Items listed in a dataset:
************
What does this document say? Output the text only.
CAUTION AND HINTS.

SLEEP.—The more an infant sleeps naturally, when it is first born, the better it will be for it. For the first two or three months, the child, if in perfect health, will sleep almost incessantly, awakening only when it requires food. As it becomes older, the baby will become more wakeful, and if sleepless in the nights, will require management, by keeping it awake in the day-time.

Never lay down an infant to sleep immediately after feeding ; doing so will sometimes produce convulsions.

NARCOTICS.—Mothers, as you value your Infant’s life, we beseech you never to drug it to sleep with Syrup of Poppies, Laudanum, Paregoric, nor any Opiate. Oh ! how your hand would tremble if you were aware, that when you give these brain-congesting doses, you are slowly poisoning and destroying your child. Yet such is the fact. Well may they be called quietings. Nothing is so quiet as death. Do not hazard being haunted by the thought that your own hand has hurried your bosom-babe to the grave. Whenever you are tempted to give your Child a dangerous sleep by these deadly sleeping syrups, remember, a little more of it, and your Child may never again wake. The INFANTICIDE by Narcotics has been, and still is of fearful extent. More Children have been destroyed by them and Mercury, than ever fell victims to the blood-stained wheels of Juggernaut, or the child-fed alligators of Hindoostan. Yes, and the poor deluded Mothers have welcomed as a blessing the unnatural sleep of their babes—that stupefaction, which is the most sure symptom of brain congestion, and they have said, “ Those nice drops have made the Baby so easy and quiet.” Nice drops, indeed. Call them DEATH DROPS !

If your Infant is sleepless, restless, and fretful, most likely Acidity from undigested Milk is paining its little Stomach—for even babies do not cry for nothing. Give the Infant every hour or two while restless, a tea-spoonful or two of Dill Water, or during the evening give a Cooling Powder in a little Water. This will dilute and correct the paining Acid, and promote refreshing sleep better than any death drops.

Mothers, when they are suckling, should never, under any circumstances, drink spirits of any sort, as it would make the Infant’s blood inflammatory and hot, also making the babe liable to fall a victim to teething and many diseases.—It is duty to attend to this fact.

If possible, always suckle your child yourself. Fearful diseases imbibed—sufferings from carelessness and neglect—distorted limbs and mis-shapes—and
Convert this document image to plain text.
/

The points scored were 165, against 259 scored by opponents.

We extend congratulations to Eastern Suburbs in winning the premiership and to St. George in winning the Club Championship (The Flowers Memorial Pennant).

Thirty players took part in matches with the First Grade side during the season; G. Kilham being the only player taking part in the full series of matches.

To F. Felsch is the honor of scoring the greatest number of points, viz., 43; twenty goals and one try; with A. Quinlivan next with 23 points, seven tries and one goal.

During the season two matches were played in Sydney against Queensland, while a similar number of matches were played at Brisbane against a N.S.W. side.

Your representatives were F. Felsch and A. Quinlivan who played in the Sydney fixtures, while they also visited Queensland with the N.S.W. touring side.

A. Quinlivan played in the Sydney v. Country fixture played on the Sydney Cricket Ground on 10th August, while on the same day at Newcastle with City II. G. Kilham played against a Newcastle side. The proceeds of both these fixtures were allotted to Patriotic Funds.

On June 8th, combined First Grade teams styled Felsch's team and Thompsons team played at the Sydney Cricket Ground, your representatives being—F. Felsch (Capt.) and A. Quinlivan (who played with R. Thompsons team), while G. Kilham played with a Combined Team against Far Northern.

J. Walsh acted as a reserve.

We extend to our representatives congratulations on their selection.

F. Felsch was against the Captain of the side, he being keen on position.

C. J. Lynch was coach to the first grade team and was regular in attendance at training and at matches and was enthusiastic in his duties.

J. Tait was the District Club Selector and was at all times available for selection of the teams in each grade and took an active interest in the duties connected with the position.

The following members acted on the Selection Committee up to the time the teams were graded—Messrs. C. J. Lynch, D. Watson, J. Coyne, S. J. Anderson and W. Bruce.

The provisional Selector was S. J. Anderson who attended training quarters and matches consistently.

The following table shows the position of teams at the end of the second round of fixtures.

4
************
Give all the records again. Match them exactly.

§ **Complete output**
What does this document say? Output the text only.
CAUTION AND HINTS.

SLEEP.—The more an infant sleeps naturally, when it is first born, the better it will be for it. For the first two or three months, the child, if in perfect health, will sleep almost incessantly, awakening only when it requires food. As it becomes older, the baby will become more wakeful, and if sleepless in the nights, will require management, by keeping it awake in the day-time.

Never lay down an infant to sleep immediately after feeding ; doing so will sometimes produce convulsions.

NARCOTICS.—Mothers, as you value your Infant’s life, we beseech you never to drug it to sleep with Syrup of Poppies, Laudanum, Paregoric, nor any Opiate. Oh ! how your hand would tremble if you were aware, that when you give these brain-congesting doses, you are slowly poisoning and destroying your child. Yet such is the fact. Well may they be called quietings. Nothing is so quiet as death. Do not hazard being haunted by the thought that your own hand has hurried your bosom-babe to the grave. Whenever you are tempted to give your Child a dangerous sleep by these deadly sleeping syrups, remember, a little more of it, and your Child may never again wake. The INFANTICIDE by Narcotics has been, and still is of fearful extent. More Children have been destroyed by them and Mercury, than ever fell victims to the blood-stained wheels of Juggernaut, or the child-fed alligators of Hindoostan. Yes, and the poor deluded Mothers have welcomed as a blessing the unnatural sleep of their babes—that stupefaction, which is the most sure symptom of brain congestion, and they have said, “ Those nice drops have made the Baby so easy and quiet.” Nice drops, indeed. Call them DEATH DROPS !

If your Infant is sleepless, restless, and fretful, most likely Acidity from undigested Milk is paining its little Stomach—for even babies do not cry for nothing. Give the Infant every hour or two while restless, a tea-spoonful or two of Dill Water, or during the evening give a Cooling Powder in a little Water. This will dilute and correct the paining Acid, and promote refreshing sleep better than any death drops.

Mothers, when they are suckling, should never, under any circumstances, drink spirits of any sort, as it would make the Infant’s blood inflammatory and hot, also making the babe liable to fall a victim to teething and many diseases.—It is duty to attend to this fact.

If possible, always suckle your child yourself. Fearful diseases imbibed—sufferings from carelessness and neglect—distorted limbs and mis-shapes—and
Convert this document image to plain text.
/

The points scored were 165, against 259 scored by opponents.

We extend congratulations to Eastern Suburbs in winning the premiership and to St. George in winning the Club Championship (The Flowers Memorial Pennant).

Thirty players took part in matches with the First Grade side during the season; G. Kilham being the only player taking part in the full series of matches.

To F. Felsch is the honor of scoring the greatest number of points, viz., 43; twenty goals and one try; with A. Quinlivan next with 23 points, seven tries and one goal.

During the season two matches were played in Sydney against Queensland, while a similar number of matches were played at Brisbane against a N.S.W. side.

Your representatives were F. Felsch and A. Quinlivan who played in the Sydney fixtures, while they also visited Queensland with the N.S.W. touring side.

A. Quinlivan played in the Sydney v. Country fixture played on the Sydney Cricket Ground on 10th August, while on the same day at Newcastle with City II. G. Kilham played against a Newcastle side. The proceeds of both these fixtures were allotted to Patriotic Funds.

On June 8th, combined First Grade teams styled Felsch's team and Thompsons team played at the Sydney Cricket Ground, your representatives being—F. Felsch (Capt.) and A. Quinlivan (who played with R. Thompsons team), while G. Kilham played with a Combined Team against Far Northern.

J. Walsh acted as a reserve.

We extend to our representatives congratulations on their selection.

F. Felsch was against the Captain of the side, he being keen on position.

C. J. Lynch was coach to the first grade team and was regular in attendance at training and at matches and was enthusiastic in his duties.

J. Tait was the District Club Selector and was at all times available for selection of the teams in each grade and took an active interest in the duties connected with the position.

The following members acted on the Selection Committee up to the time the teams were graded—Messrs. C. J. Lynch, D. Watson, J. Coyne, S. J. Anderson and W. Bruce.

The provisional Selector was S. J. Anderson who attended training quarters and matches consistently.

The following table shows the position of teams at the end of the second round of fixtures.

4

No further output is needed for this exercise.